> _SOURCE DATA_:
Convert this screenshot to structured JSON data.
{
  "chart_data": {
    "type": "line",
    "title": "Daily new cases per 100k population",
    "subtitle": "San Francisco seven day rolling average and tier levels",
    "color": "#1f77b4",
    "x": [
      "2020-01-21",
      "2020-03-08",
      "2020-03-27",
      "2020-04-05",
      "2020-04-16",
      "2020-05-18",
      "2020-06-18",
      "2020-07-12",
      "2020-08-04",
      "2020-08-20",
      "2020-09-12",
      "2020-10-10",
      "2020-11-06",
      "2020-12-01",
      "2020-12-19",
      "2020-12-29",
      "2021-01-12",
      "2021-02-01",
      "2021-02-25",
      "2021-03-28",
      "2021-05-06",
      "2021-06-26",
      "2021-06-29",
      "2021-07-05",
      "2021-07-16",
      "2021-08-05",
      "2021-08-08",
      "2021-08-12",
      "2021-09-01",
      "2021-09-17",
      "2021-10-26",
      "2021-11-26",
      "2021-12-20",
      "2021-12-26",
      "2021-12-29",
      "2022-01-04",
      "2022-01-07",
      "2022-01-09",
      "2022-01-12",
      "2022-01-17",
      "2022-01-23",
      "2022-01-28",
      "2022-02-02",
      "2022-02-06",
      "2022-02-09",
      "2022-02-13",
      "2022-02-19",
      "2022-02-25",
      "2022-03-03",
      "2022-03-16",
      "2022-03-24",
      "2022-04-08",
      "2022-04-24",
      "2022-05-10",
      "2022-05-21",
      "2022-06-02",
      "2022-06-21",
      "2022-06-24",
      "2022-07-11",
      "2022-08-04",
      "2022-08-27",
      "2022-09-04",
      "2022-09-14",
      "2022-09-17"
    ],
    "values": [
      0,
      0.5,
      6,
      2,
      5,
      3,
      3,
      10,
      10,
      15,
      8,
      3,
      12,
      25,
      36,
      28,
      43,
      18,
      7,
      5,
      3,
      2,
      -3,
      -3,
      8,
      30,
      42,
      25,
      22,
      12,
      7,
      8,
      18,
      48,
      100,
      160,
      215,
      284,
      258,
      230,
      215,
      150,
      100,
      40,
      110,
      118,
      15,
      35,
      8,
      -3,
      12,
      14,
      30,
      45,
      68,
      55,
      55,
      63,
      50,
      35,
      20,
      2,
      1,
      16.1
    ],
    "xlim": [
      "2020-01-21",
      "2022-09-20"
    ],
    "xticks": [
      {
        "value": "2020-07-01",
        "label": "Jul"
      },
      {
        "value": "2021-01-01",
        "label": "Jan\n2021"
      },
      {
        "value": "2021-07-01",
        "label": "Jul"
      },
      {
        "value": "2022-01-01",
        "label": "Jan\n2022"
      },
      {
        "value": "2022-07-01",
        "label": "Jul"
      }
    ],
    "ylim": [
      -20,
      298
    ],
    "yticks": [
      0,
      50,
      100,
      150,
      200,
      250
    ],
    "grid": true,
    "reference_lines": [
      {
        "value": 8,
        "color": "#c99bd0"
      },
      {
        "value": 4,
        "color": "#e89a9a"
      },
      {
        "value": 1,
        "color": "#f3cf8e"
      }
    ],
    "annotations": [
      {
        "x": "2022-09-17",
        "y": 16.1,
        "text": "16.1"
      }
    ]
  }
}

> _GIVEN INSTRUCTION_: Each line of the listing above should be output exactly.

> _TASK ANSWER_:
Convert this screenshot to structured JSON data.
{
  "chart_data": {
    "type": "line",
    "title": "Daily new cases per 100k population",
    "subtitle": "San Francisco seven day rolling average and tier levels",
    "color": "#1f77b4",
    "x": [
      "2020-01-21",
      "2020-03-08",
      "2020-03-27",
      "2020-04-05",
      "2020-04-16",
      "2020-05-18",
      "2020-06-18",
      "2020-07-12",
      "2020-08-04",
      "2020-08-20",
      "2020-09-12",
      "2020-10-10",
      "2020-11-06",
      "2020-12-01",
      "2020-12-19",
      "2020-12-29",
      "2021-01-12",
      "2021-02-01",
      "2021-02-25",
      "2021-03-28",
      "2021-05-06",
      "2021-06-26",
      "2021-06-29",
      "2021-07-05",
      "2021-07-16",
      "2021-08-05",
      "2021-08-08",
      "2021-08-12",
      "2021-09-01",
      "2021-09-17",
      "2021-10-26",
      "2021-11-26",
      "2021-12-20",
      "2021-12-26",
      "2021-12-29",
      "2022-01-04",
      "2022-01-07",
      "2022-01-09",
      "2022-01-12",
      "2022-01-17",
      "2022-01-23",
      "2022-01-28",
      "2022-02-02",
      "2022-02-06",
      "2022-02-09",
      "2022-02-13",
      "2022-02-19",
      "2022-02-25",
      "2022-03-03",
      "2022-03-16",
      "2022-03-24",
      "2022-04-08",
      "2022-04-24",
      "2022-05-10",
      "2022-05-21",
      "2022-06-02",
      "2022-06-21",
      "2022-06-24",
      "2022-07-11",
      "2022-08-04",
      "2022-08-27",
      "2022-09-04",
      "2022-09-14",
      "2022-09-17"
    ],
    "values": [
      0,
      0.5,
      6,
      2,
      5,
      3,
      3,
      10,
      10,
      15,
      8,
      3,
      12,
      25,
      36,
      28,
      43,
      18,
      7,
      5,
      3,
      2,
      -3,
      -3,
      8,
      30,
      42,
      25,
      22,
      12,
      7,
      8,
      18,
      48,
      100,
      160,
      215,
      284,
      258,
      230,
      215,
      150,
      100,
      40,
      110,
      118,
      15,
      35,
      8,
      -3,
      12,
      14,
      30,
      45,
      68,
      55,
      55,
      63,
      50,
      35,
      20,
      2,
      1,
      16.1
    ],
    "xlim": [
      "2020-01-21",
      "2022-09-20"
    ],
    "xticks": [
      {
        "value": "2020-07-01",
        "label": "Jul"
      },
      {
        "value": "2021-01-01",
        "label": "Jan\n2021"
      },
      {
        "value": "2021-07-01",
        "label": "Jul"
      },
      {
        "value": "2022-01-01",
        "label": "Jan\n2022"
      },
      {
        "value": "2022-07-01",
        "label": "Jul"
      }
    ],
    "ylim": [
      -20,
      298
    ],
    "yticks": [
      0,
      50,
      100,
      150,
      200,
      250
    ],
    "grid": true,
    "reference_lines": [
      {
        "value": 8,
        "color": "#c99bd0"
      },
      {
        "value": 4,
        "color": "#e89a9a"
      },
      {
        "value": 1,
        "color": "#f3cf8e"
      }
    ],
    "annotations": [
      {
        "x": "2022-09-17",
        "y": 16.1,
        "text": "16.1"
      }
    ]
  }
}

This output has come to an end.